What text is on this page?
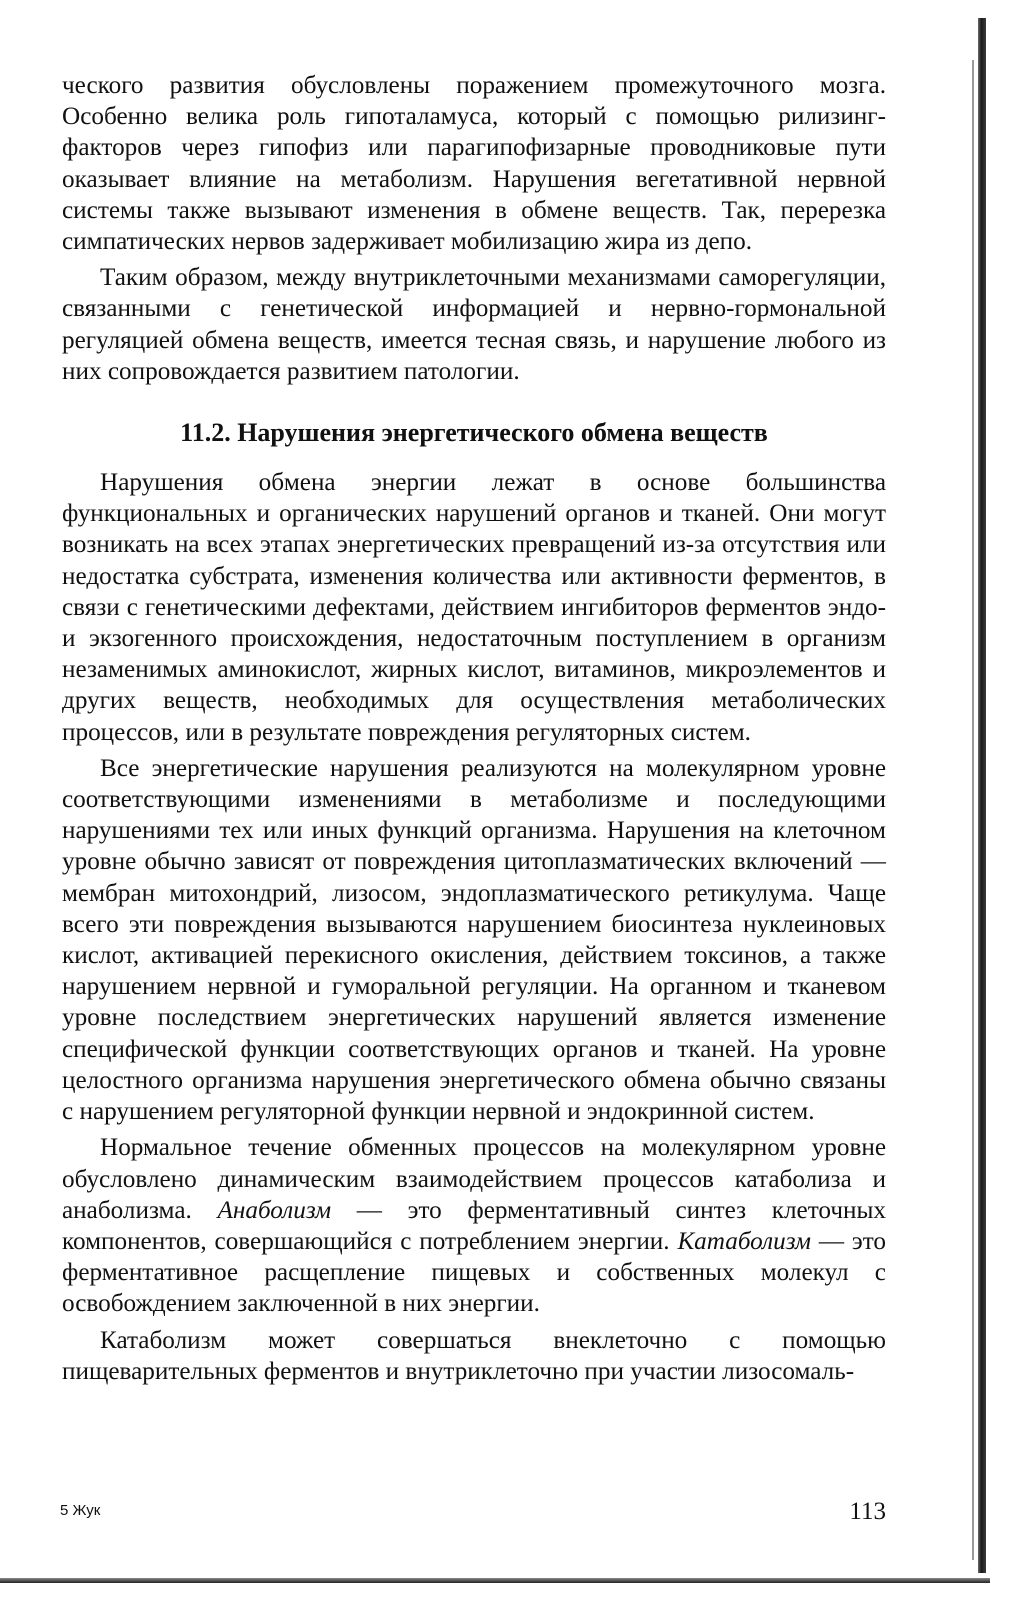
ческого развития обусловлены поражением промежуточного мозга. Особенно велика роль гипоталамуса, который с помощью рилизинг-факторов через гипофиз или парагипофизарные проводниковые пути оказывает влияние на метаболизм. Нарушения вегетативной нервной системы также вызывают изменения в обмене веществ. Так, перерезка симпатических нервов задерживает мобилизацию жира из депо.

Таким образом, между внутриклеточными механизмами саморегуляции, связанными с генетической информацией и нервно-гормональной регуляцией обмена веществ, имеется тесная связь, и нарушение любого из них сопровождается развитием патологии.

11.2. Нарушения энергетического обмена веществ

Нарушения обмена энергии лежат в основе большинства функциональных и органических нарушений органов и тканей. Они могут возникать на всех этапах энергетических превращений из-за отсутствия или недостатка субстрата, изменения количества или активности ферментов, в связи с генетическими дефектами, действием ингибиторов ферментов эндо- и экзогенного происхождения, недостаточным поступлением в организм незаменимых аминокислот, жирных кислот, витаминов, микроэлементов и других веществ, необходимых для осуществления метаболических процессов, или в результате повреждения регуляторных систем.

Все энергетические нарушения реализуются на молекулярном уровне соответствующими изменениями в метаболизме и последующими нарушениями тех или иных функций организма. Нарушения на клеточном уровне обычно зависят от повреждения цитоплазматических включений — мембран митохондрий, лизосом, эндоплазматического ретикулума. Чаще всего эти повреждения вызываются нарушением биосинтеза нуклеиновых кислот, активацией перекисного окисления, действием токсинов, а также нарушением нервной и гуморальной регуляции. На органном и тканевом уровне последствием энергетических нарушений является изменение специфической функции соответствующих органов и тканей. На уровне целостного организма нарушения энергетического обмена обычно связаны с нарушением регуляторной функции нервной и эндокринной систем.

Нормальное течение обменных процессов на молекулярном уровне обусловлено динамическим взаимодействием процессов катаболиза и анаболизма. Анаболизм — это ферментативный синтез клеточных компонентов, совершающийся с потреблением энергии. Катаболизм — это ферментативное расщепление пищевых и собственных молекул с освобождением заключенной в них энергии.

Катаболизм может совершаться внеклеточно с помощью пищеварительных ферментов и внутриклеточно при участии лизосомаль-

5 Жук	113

- WHAT YOU NEED TO DO -
Give only the number of lines in the preceding material that contain the string "процессов".

- WRITTEN SOLUTION -
2